Exercise
Send back the entries exactly as they were given.

Stored items:
____

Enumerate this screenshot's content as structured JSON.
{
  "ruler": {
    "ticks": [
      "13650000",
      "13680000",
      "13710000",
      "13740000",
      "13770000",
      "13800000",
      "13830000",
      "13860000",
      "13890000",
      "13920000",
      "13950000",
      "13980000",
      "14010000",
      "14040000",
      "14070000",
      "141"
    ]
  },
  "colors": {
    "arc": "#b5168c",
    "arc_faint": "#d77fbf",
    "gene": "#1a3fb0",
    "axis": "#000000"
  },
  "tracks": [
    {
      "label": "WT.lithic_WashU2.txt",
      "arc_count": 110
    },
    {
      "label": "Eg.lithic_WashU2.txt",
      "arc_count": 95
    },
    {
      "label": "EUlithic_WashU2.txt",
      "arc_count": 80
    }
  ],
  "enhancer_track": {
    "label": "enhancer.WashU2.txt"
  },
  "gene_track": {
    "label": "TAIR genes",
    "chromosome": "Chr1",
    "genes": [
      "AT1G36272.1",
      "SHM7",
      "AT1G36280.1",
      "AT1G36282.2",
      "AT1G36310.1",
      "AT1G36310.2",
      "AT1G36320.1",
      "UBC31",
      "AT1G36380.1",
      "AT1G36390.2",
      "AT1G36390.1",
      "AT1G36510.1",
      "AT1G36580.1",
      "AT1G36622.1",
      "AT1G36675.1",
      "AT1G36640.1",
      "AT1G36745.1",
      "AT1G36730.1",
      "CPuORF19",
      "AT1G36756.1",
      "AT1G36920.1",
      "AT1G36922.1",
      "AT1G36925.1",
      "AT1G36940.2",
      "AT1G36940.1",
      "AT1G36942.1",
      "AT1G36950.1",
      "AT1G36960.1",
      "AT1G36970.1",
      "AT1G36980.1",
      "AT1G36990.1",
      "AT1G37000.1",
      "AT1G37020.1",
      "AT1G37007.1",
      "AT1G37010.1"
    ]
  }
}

____

Task result
Enumerate this screenshot's content as structured JSON.
{
  "ruler": {
    "ticks": [
      "13650000",
      "13680000",
      "13710000",
      "13740000",
      "13770000",
      "13800000",
      "13830000",
      "13860000",
      "13890000",
      "13920000",
      "13950000",
      "13980000",
      "14010000",
      "14040000",
      "14070000",
      "141"
    ]
  },
  "colors": {
    "arc": "#b5168c",
    "arc_faint": "#d77fbf",
    "gene": "#1a3fb0",
    "axis": "#000000"
  },
  "tracks": [
    {
      "label": "WT.lithic_WashU2.txt",
      "arc_count": 110
    },
    {
      "label": "Eg.lithic_WashU2.txt",
      "arc_count": 95
    },
    {
      "label": "EUlithic_WashU2.txt",
      "arc_count": 80
    }
  ],
  "enhancer_track": {
    "label": "enhancer.WashU2.txt"
  },
  "gene_track": {
    "label": "TAIR genes",
    "chromosome": "Chr1",
    "genes": [
      "AT1G36272.1",
      "SHM7",
      "AT1G36280.1",
      "AT1G36282.2",
      "AT1G36310.1",
      "AT1G36310.2",
      "AT1G36320.1",
      "UBC31",
      "AT1G36380.1",
      "AT1G36390.2",
      "AT1G36390.1",
      "AT1G36510.1",
      "AT1G36580.1",
      "AT1G36622.1",
      "AT1G36675.1",
      "AT1G36640.1",
      "AT1G36745.1",
      "AT1G36730.1",
      "CPuORF19",
      "AT1G36756.1",
      "AT1G36920.1",
      "AT1G36922.1",
      "AT1G36925.1",
      "AT1G36940.2",
      "AT1G36940.1",
      "AT1G36942.1",
      "AT1G36950.1",
      "AT1G36960.1",
      "AT1G36970.1",
      "AT1G36980.1",
      "AT1G36990.1",
      "AT1G37000.1",
      "AT1G37020.1",
      "AT1G37007.1",
      "AT1G37010.1"
    ]
  }
}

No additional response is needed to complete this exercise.